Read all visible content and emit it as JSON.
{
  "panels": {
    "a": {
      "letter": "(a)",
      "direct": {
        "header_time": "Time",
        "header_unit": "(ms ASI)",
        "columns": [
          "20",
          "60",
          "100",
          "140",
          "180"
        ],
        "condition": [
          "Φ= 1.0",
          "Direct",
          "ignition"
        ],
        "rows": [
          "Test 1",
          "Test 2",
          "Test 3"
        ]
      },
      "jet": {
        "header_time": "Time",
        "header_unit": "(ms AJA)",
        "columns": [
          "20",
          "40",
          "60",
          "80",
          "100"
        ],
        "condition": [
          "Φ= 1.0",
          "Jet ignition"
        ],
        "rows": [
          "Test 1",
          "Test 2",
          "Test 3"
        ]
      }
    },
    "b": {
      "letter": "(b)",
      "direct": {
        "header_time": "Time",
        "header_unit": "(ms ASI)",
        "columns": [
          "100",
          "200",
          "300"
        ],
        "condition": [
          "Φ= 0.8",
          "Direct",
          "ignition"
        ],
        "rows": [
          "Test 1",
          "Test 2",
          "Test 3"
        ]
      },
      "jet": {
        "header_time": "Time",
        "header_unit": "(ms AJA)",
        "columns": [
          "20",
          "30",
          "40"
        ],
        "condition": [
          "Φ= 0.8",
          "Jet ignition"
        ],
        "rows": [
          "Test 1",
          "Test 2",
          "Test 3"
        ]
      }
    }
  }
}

------------------------------------------------------------

Without leaving anything out, quote all the data.

Read all visible content and emit it as JSON.
{
  "panels": {
    "a": {
      "letter": "(a)",
      "direct": {
        "header_time": "Time",
        "header_unit": "(ms ASI)",
        "columns": [
          "20",
          "60",
          "100",
          "140",
          "180"
        ],
        "condition": [
          "Φ= 1.0",
          "Direct",
          "ignition"
        ],
        "rows": [
          "Test 1",
          "Test 2",
          "Test 3"
        ]
      },
      "jet": {
        "header_time": "Time",
        "header_unit": "(ms AJA)",
        "columns": [
          "20",
          "40",
          "60",
          "80",
          "100"
        ],
        "condition": [
          "Φ= 1.0",
          "Jet ignition"
        ],
        "rows": [
          "Test 1",
          "Test 2",
          "Test 3"
        ]
      }
    },
    "b": {
      "letter": "(b)",
      "direct": {
        "header_time": "Time",
        "header_unit": "(ms ASI)",
        "columns": [
          "100",
          "200",
          "300"
        ],
        "condition": [
          "Φ= 0.8",
          "Direct",
          "ignition"
        ],
        "rows": [
          "Test 1",
          "Test 2",
          "Test 3"
        ]
      },
      "jet": {
        "header_time": "Time",
        "header_unit": "(ms AJA)",
        "columns": [
          "20",
          "30",
          "40"
        ],
        "condition": [
          "Φ= 0.8",
          "Jet ignition"
        ],
        "rows": [
          "Test 1",
          "Test 2",
          "Test 3"
        ]
      }
    }
  }
}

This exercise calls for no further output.